[start]

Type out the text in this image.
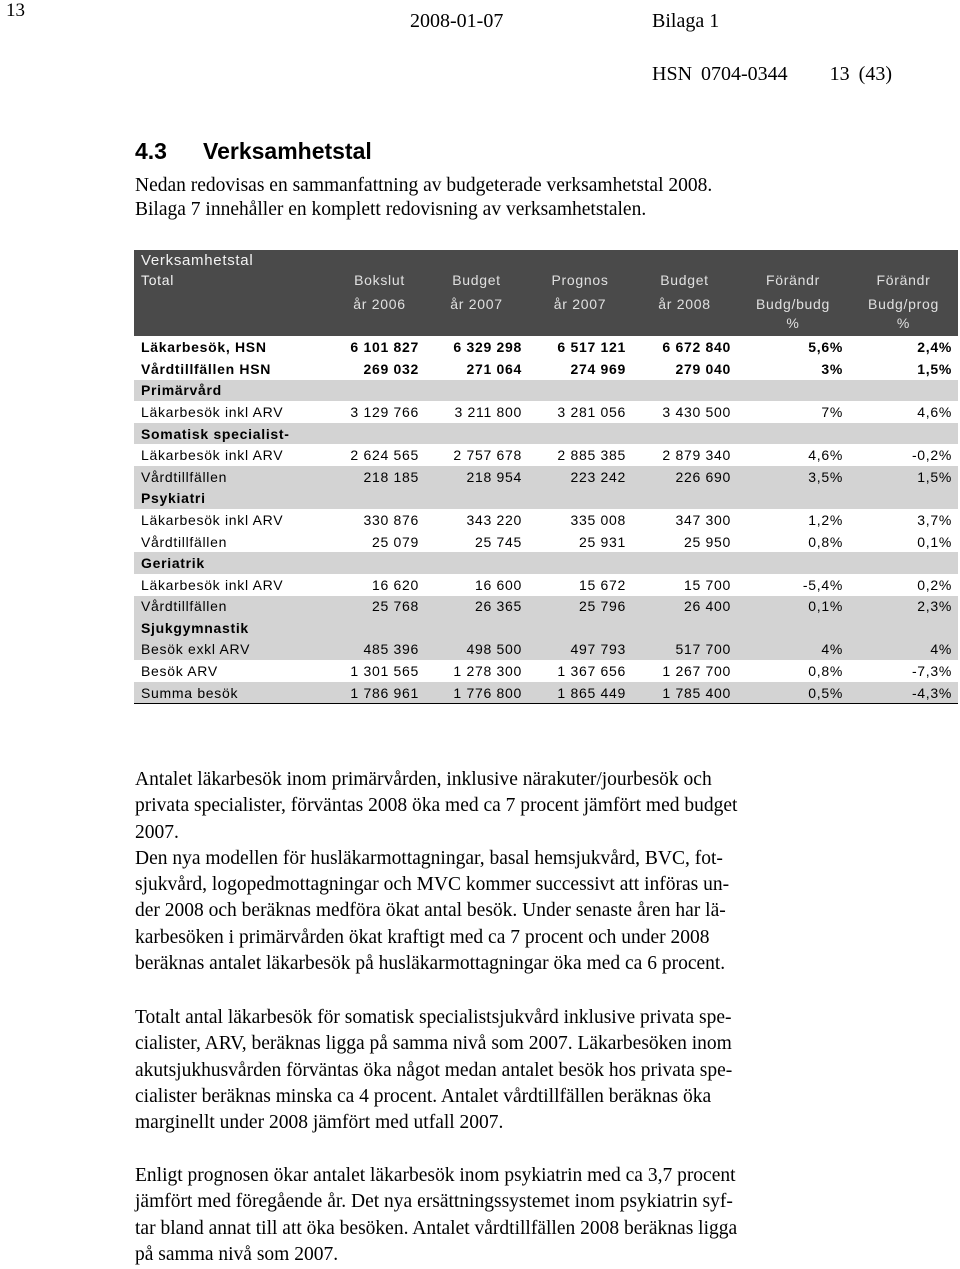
13	2008-01-07	Bilaga 1
HSN 0704-0344 13 (43)
4.3 Verksamhetstal
Nedan redovisas en sammanfattning av budgeterade verksamhetstal 2008.
Bilaga 7 innehåller en komplett redovisning av verksamhetstalen.
Verksamhetstal						
Total	Bokslut	Budget	Prognos	Budget	Förändr	Förändr
	år 2006	år 2007	år 2007	år 2008	Budg/budg	Budg/prog
					%	%
Läkarbesök, HSN	6 101 827	6 329 298	6 517 121	6 672 840	5,6%	2,4%
Vårdtillfällen HSN	269 032	271 064	274 969	279 040	3%	1,5%
Primärvård						
Läkarbesök inkl ARV	3 129 766	3 211 800	3 281 056	3 430 500	7%	4,6%
Somatisk specialist-						
Läkarbesök inkl ARV	2 624 565	2 757 678	2 885 385	2 879 340	4,6%	-0,2%
Vårdtillfällen	218 185	218 954	223 242	226 690	3,5%	1,5%
Psykiatri						
Läkarbesök inkl ARV	330 876	343 220	335 008	347 300	1,2%	3,7%
Vårdtillfällen	25 079	25 745	25 931	25 950	0,8%	0,1%
Geriatrik						
Läkarbesök inkl ARV	16 620	16 600	15 672	15 700	-5,4%	0,2%
Vårdtillfällen	25 768	26 365	25 796	26 400	0,1%	2,3%
Sjukgymnastik						
Besök exkl ARV	485 396	498 500	497 793	517 700	4%	4%
Besök ARV	1 301 565	1 278 300	1 367 656	1 267 700	0,8%	-7,3%
Summa besök	1 786 961	1 776 800	1 865 449	1 785 400	0,5%	-4,3%
Antalet läkarbesök inom primärvården, inklusive närakuter/jourbesök och
privata specialister, förväntas 2008 öka med ca 7 procent jämfört med budget
2007.
Den nya modellen för husläkarmottagningar, basal hemsjukvård, BVC, fot-
sjukvård, logopedmottagningar och MVC kommer successivt att införas un-
der 2008 och beräknas medföra ökat antal besök. Under senaste åren har lä-
karbesöken i primärvården ökat kraftigt med ca 7 procent och under 2008
beräknas antalet läkarbesök på husläkarmottagningar öka med ca 6 procent.
Totalt antal läkarbesök för somatisk specialistsjukvård inklusive privata spe-
cialister, ARV, beräknas ligga på samma nivå som 2007. Läkarbesöken inom
akutsjukhusvården förväntas öka något medan antalet besök hos privata spe-
cialister beräknas minska ca 4 procent. Antalet vårdtillfällen beräknas öka
marginellt under 2008 jämfört med utfall 2007.
Enligt prognosen ökar antalet läkarbesök inom psykiatrin med ca 3,7 procent
jämfört med föregående år. Det nya ersättningssystemet inom psykiatrin syf-
tar bland annat till att öka besöken. Antalet vårdtillfällen 2008 beräknas ligga
på samma nivå som 2007.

[end]

> [Given task] Which lines of the data include "primärvården"? Copy each of them.

> [Output for this exercise]
Antalet läkarbesök inom primärvården, inklusive närakuter/jourbesök och
karbesöken i primärvården ökat kraftigt med ca 7 procent och under 2008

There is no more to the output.